▸ **WRITTEN PROBLEM**
Reproduce every record below exactly as written, leaving out any pictures.

▸ **Saved data entries**
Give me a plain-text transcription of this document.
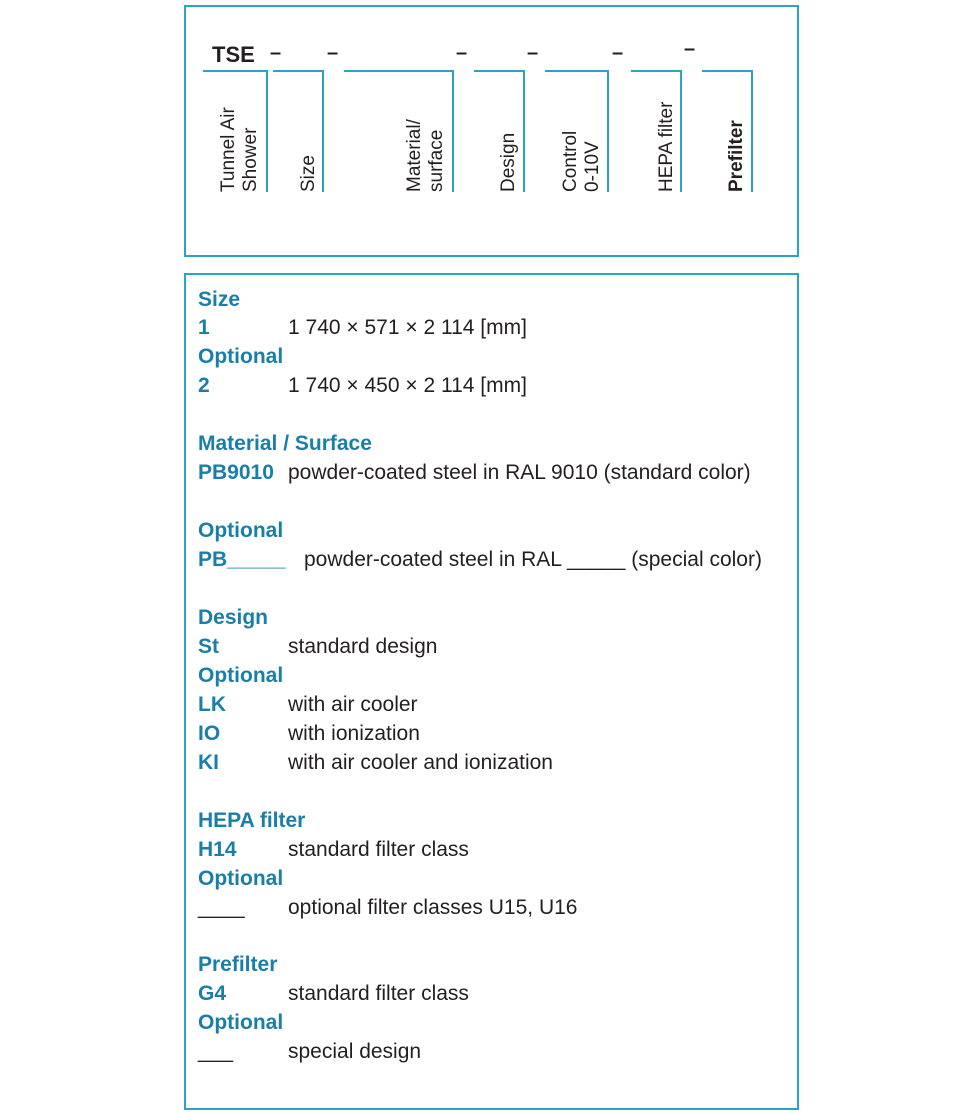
TSE – –	–	–	–	–
Tunnel Air Shower Size	Material/ surface	Design Control 0-10V	HEPA filter	Prefilter
Size
1	1 740 × 571 × 2 114 [mm]
Optional
2	1 740 × 450 × 2 114 [mm]
Material / Surface
PB9010 powder-coated steel in RAL 9010 (standard color)
Optional
PB_____ powder-coated steel in RAL _____ (special color)
Design
St	standard design
Optional
LK	with air cooler
IO	with ionization
KI	with air cooler and ionization
HEPA filter
H14 standard filter class
Optional
____ optional filter classes U15, U16
Prefilter
G4	standard filter class
Optional
___	special design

▸ **FINISHED EXERCISE**
Give me a plain-text transcription of this document.
TSE – –	–	–	–	–
Tunnel Air Shower Size	Material/ surface	Design Control 0-10V	HEPA filter	Prefilter
Size
1	1 740 × 571 × 2 114 [mm]
Optional
2	1 740 × 450 × 2 114 [mm]
Material / Surface
PB9010 powder-coated steel in RAL 9010 (standard color)
Optional
PB_____ powder-coated steel in RAL _____ (special color)
Design
St	standard design
Optional
LK	with air cooler
IO	with ionization
KI	with air cooler and ionization
HEPA filter
H14 standard filter class
Optional
____ optional filter classes U15, U16
Prefilter
G4	standard filter class
Optional
___	special design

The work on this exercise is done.